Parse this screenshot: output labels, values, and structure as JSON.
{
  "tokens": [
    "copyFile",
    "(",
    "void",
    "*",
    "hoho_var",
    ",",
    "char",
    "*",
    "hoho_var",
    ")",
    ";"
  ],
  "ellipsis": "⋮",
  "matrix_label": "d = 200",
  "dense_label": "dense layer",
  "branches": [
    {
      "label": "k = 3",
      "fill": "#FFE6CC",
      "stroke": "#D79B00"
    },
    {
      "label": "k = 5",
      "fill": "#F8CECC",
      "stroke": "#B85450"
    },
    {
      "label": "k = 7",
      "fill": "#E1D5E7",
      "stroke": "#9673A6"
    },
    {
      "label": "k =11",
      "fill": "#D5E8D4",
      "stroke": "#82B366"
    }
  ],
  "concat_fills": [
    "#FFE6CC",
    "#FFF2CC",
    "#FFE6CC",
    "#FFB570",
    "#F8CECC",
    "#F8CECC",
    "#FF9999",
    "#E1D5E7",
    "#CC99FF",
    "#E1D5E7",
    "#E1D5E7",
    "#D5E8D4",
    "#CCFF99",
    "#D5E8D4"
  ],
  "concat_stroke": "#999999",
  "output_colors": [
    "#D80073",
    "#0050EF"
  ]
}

•••

= WHAT IS REQUIRED =
Nothing in the data may differ; print all of it exactly as written.

= FULL RESPONSE =
Parse this screenshot: output labels, values, and structure as JSON.
{
  "tokens": [
    "copyFile",
    "(",
    "void",
    "*",
    "hoho_var",
    ",",
    "char",
    "*",
    "hoho_var",
    ")",
    ";"
  ],
  "ellipsis": "⋮",
  "matrix_label": "d = 200",
  "dense_label": "dense layer",
  "branches": [
    {
      "label": "k = 3",
      "fill": "#FFE6CC",
      "stroke": "#D79B00"
    },
    {
      "label": "k = 5",
      "fill": "#F8CECC",
      "stroke": "#B85450"
    },
    {
      "label": "k = 7",
      "fill": "#E1D5E7",
      "stroke": "#9673A6"
    },
    {
      "label": "k =11",
      "fill": "#D5E8D4",
      "stroke": "#82B366"
    }
  ],
  "concat_fills": [
    "#FFE6CC",
    "#FFF2CC",
    "#FFE6CC",
    "#FFB570",
    "#F8CECC",
    "#F8CECC",
    "#FF9999",
    "#E1D5E7",
    "#CC99FF",
    "#E1D5E7",
    "#E1D5E7",
    "#D5E8D4",
    "#CCFF99",
    "#D5E8D4"
  ],
  "concat_stroke": "#999999",
  "output_colors": [
    "#D80073",
    "#0050EF"
  ]
}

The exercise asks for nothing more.